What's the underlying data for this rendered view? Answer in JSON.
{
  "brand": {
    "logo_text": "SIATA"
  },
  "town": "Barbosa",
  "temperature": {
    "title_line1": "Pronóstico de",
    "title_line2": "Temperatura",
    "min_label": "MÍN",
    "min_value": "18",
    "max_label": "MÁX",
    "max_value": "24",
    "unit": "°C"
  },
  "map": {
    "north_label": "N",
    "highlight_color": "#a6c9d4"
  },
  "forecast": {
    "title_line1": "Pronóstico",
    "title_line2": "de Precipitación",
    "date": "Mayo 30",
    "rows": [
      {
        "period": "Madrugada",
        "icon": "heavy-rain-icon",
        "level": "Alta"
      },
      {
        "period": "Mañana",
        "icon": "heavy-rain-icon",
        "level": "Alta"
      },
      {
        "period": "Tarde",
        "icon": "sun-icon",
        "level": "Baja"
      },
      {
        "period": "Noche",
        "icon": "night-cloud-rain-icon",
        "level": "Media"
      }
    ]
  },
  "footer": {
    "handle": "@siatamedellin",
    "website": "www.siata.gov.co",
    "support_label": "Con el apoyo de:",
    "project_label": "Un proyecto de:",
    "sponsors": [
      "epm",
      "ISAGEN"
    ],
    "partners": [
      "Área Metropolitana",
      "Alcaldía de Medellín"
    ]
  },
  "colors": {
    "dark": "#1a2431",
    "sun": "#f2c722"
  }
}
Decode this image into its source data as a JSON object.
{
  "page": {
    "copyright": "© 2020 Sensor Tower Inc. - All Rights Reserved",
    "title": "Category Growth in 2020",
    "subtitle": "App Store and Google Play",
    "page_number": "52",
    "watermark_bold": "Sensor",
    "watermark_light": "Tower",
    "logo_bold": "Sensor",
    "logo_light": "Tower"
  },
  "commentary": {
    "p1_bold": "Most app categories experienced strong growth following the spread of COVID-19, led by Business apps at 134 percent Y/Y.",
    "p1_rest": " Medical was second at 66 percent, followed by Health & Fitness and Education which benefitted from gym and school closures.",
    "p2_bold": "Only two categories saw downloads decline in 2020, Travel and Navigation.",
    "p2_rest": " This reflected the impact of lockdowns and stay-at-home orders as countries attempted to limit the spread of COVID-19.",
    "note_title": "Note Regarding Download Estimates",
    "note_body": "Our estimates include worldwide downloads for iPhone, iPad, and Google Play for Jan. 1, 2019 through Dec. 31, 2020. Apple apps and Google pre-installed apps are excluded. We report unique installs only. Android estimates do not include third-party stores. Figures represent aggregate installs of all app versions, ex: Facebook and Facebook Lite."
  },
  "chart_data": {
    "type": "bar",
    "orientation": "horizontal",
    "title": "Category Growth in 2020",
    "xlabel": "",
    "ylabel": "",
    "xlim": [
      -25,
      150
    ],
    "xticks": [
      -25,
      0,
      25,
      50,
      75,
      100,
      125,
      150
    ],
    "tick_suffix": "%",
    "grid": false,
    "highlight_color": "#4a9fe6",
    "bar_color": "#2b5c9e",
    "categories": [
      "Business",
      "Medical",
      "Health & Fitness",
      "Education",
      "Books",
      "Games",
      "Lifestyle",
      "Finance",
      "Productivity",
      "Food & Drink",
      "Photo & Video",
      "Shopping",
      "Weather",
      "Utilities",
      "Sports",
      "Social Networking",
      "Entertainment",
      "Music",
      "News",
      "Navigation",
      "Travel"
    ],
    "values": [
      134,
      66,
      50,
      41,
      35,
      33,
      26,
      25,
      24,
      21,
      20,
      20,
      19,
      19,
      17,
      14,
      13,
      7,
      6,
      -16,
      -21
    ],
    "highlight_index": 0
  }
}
---
__Instruction__: Show the lines of the records that include the string "Health".

__Result of the exercise__:
    "p1_rest": " Medical was second at 66 percent, followed by Health & Fitness and Education which benefitted from gym and school closures.",
      "Health & Fitness",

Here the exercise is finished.